■ Task statement ■
Where a line in the listing contains the string "integers", copy that line out.
===
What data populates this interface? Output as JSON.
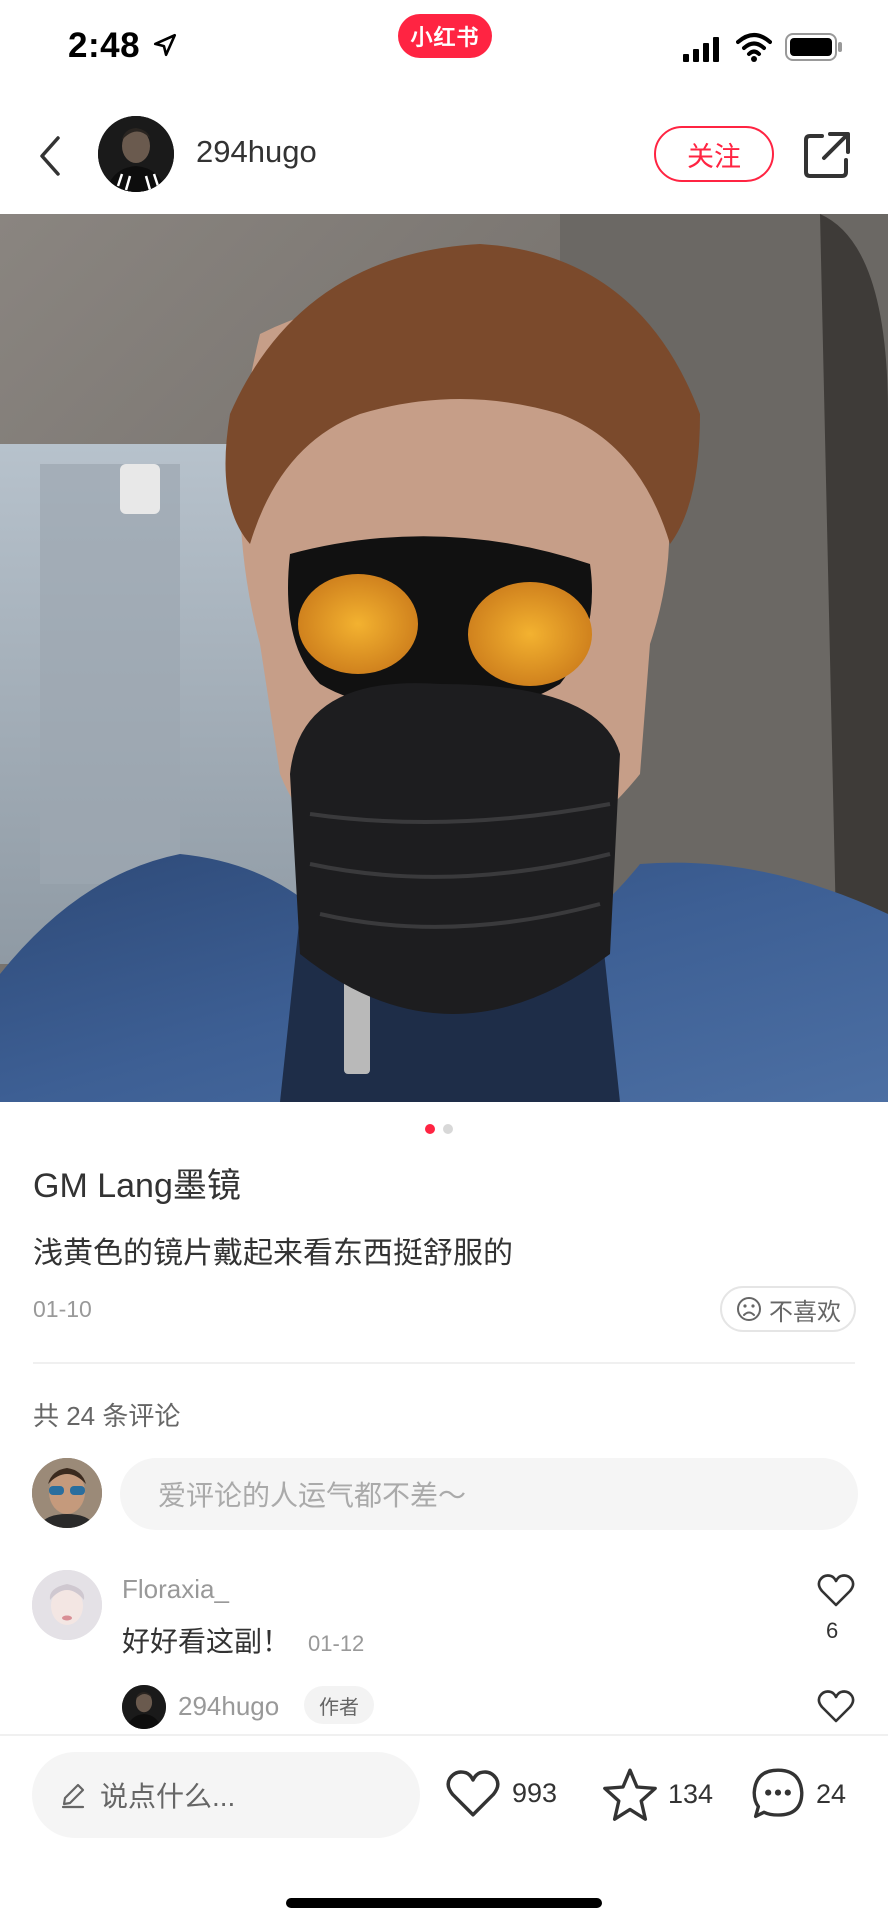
{
  "status_bar": {
    "time": "2:48",
    "brand": "小红书",
    "icons": [
      "location-arrow-icon",
      "cellular-signal-icon",
      "wifi-icon",
      "battery-icon"
    ]
  },
  "header": {
    "author_name": "294hugo",
    "follow_label": "关注",
    "icons": [
      "back-arrow-icon",
      "share-icon"
    ]
  },
  "media": {
    "page_count": 2,
    "current_page": 1
  },
  "note": {
    "title": "GM Lang墨镜",
    "description": "浅黄色的镜片戴起来看东西挺舒服的",
    "date": "01-10",
    "dislike_label": "不喜欢"
  },
  "comments": {
    "count_label": "共 24 条评论",
    "input_placeholder": "爱评论的人运气都不差～",
    "items": [
      {
        "username": "Floraxia_",
        "text": "好好看这副！",
        "date": "01-12",
        "likes": "6",
        "reply": {
          "username": "294hugo",
          "badge": "作者"
        }
      }
    ]
  },
  "bottom_bar": {
    "input_placeholder": "说点什么...",
    "likes": "993",
    "collects": "134",
    "comments": "24"
  },
  "colors": {
    "brand_red": "#ff2442",
    "text_primary": "#333333",
    "text_secondary": "#999999"
  }
}
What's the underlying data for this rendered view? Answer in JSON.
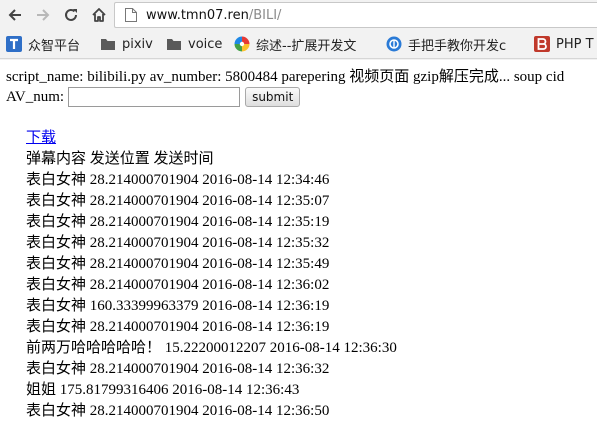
{
  "browser": {
    "address_host": "www.tmn07.ren",
    "address_path": "/BILI/",
    "bookmarks": [
      {
        "label": "众智平台",
        "icon": "t-square-icon"
      },
      {
        "label": "pixiv",
        "icon": "folder-icon"
      },
      {
        "label": "voice",
        "icon": "folder-icon"
      },
      {
        "label": "综述--扩展开发文",
        "icon": "pinwheel-icon"
      },
      {
        "label": "手把手教你开发c",
        "icon": "blue-circle-icon"
      },
      {
        "label": "PHP T",
        "icon": "b-logo-icon"
      }
    ]
  },
  "page": {
    "status_line": "script_name: bilibili.py av_number: 5800484 parepering 视频页面 gzip解压完成... soup cid",
    "form": {
      "label": "AV_num:",
      "input_value": "",
      "submit_label": "submit"
    },
    "download_link": "下载",
    "header": {
      "content": "弹幕内容",
      "position": "发送位置",
      "time": "发送时间"
    },
    "rows": [
      {
        "content": "表白女神",
        "position": "28.214000701904",
        "time": "2016-08-14 12:34:46"
      },
      {
        "content": "表白女神",
        "position": "28.214000701904",
        "time": "2016-08-14 12:35:07"
      },
      {
        "content": "表白女神",
        "position": "28.214000701904",
        "time": "2016-08-14 12:35:19"
      },
      {
        "content": "表白女神",
        "position": "28.214000701904",
        "time": "2016-08-14 12:35:32"
      },
      {
        "content": "表白女神",
        "position": "28.214000701904",
        "time": "2016-08-14 12:35:49"
      },
      {
        "content": "表白女神",
        "position": "28.214000701904",
        "time": "2016-08-14 12:36:02"
      },
      {
        "content": "表白女神",
        "position": "160.33399963379",
        "time": "2016-08-14 12:36:19"
      },
      {
        "content": "表白女神",
        "position": "28.214000701904",
        "time": "2016-08-14 12:36:19"
      },
      {
        "content": "前两万哈哈哈哈哈！",
        "position": "15.22200012207",
        "time": "2016-08-14 12:36:30"
      },
      {
        "content": "表白女神",
        "position": "28.214000701904",
        "time": "2016-08-14 12:36:32"
      },
      {
        "content": "姐姐",
        "position": "175.81799316406",
        "time": "2016-08-14 12:36:43"
      },
      {
        "content": "表白女神",
        "position": "28.214000701904",
        "time": "2016-08-14 12:36:50"
      }
    ]
  },
  "colors": {
    "link": "#0000ee",
    "chrome_bg": "#f2f2f2"
  }
}
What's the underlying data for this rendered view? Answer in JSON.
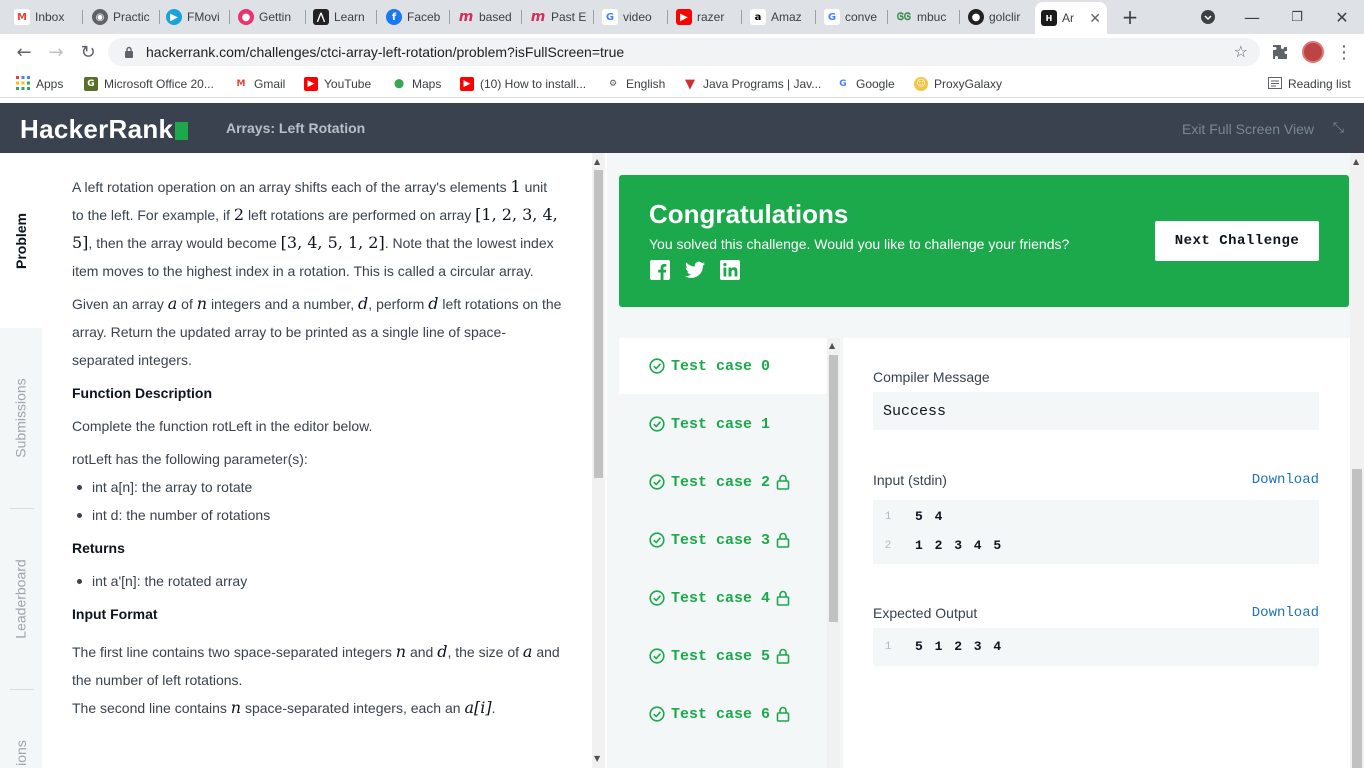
{
  "browser": {
    "tabs": [
      {
        "label": "Inbox",
        "icon": "gmail-icon"
      },
      {
        "label": "Practic",
        "icon": "globe-icon"
      },
      {
        "label": "FMovi",
        "icon": "play-icon"
      },
      {
        "label": "Gettin",
        "icon": "video-icon"
      },
      {
        "label": "Learn",
        "icon": "learn-icon"
      },
      {
        "label": "Faceb",
        "icon": "facebook-icon"
      },
      {
        "label": "based",
        "icon": "m-icon"
      },
      {
        "label": "Past E",
        "icon": "m-icon"
      },
      {
        "label": "video",
        "icon": "google-icon"
      },
      {
        "label": "razer",
        "icon": "youtube-icon"
      },
      {
        "label": "Amaz",
        "icon": "amazon-icon"
      },
      {
        "label": "conve",
        "icon": "google-icon"
      },
      {
        "label": "mbuc",
        "icon": "gfg-icon"
      },
      {
        "label": "golclir",
        "icon": "github-icon"
      },
      {
        "label": "Ar",
        "icon": "hackerrank-icon"
      }
    ],
    "url": "hackerrank.com/challenges/ctci-array-left-rotation/problem?isFullScreen=true",
    "bookmarks": [
      {
        "label": "Apps"
      },
      {
        "label": "Microsoft Office 20..."
      },
      {
        "label": "Gmail"
      },
      {
        "label": "YouTube"
      },
      {
        "label": "Maps"
      },
      {
        "label": "(10) How to install..."
      },
      {
        "label": "English"
      },
      {
        "label": "Java Programs | Jav..."
      },
      {
        "label": "Google"
      },
      {
        "label": "ProxyGalaxy"
      }
    ],
    "reading_list": "Reading list"
  },
  "header": {
    "logo": "HackerRank",
    "title": "Arrays: Left Rotation",
    "exit": "Exit Full Screen View"
  },
  "sidetabs": {
    "problem": "Problem",
    "submissions": "Submissions",
    "leaderboard": "Leaderboard",
    "discussions": "ions"
  },
  "problem": {
    "p1a": "A left rotation operation on an array shifts each of the array's elements",
    "p1_one": "1",
    "p1b": "unit to the left. For example, if",
    "p1_two": "2",
    "p1c": "left rotations are performed on array",
    "p1_arr1": "[1, 2, 3, 4, 5]",
    "p1d": ", then the array would become",
    "p1_arr2": "[3, 4, 5, 1, 2]",
    "p1e": ". Note that the lowest index item moves to the highest index in a rotation. This is called a circular array.",
    "p2a": "Given an array",
    "p2_a": "a",
    "p2b": "of",
    "p2_n": "n",
    "p2c": "integers and a number,",
    "p2_d": "d",
    "p2d": ", perform",
    "p2_d2": "d",
    "p2e": "left rotations on the array. Return the updated array to be printed as a single line of space-separated integers.",
    "fd_heading": "Function Description",
    "fd_text": "Complete the function rotLeft in the editor below.",
    "params_text": "rotLeft has the following parameter(s):",
    "param1": "int a[n]: the array to rotate",
    "param2": "int d: the number of rotations",
    "returns_heading": "Returns",
    "returns1": "int a'[n]: the rotated array",
    "if_heading": "Input Format",
    "if1a": "The first line contains two space-separated integers",
    "if1_n": "n",
    "if1b": "and",
    "if1_d": "d",
    "if1c": ", the size of",
    "if1_a": "a",
    "if1d": "and the number of left rotations.",
    "if2a": "The second line contains",
    "if2_n": "n",
    "if2b": "space-separated integers, each an",
    "if2_ai": "a[i]",
    "if2c": "."
  },
  "congrats": {
    "title": "Congratulations",
    "subtitle": "You solved this challenge. Would you like to challenge your friends?",
    "next": "Next Challenge"
  },
  "testcases": [
    {
      "label": "Test case 0",
      "locked": false
    },
    {
      "label": "Test case 1",
      "locked": false
    },
    {
      "label": "Test case 2",
      "locked": true
    },
    {
      "label": "Test case 3",
      "locked": true
    },
    {
      "label": "Test case 4",
      "locked": true
    },
    {
      "label": "Test case 5",
      "locked": true
    },
    {
      "label": "Test case 6",
      "locked": true
    }
  ],
  "result": {
    "compiler_label": "Compiler Message",
    "compiler_value": "Success",
    "input_label": "Input (stdin)",
    "download": "Download",
    "input_lines": [
      {
        "n": "1",
        "code": "5 4"
      },
      {
        "n": "2",
        "code": "1 2 3 4 5"
      }
    ],
    "expected_label": "Expected Output",
    "expected_lines": [
      {
        "n": "1",
        "code": "5 1 2 3 4"
      }
    ]
  },
  "colors": {
    "accent": "#1ba94c",
    "header_bg": "#39424e"
  }
}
===
■ Answer to this task ■
    "p2c": "integers and a number,",
    "p2e": "left rotations on the array. Return the updated array to be printed as a single line of space-separated integers.",
    "if1a": "The first line contains two space-separated integers",
    "if2b": "space-separated integers, each an",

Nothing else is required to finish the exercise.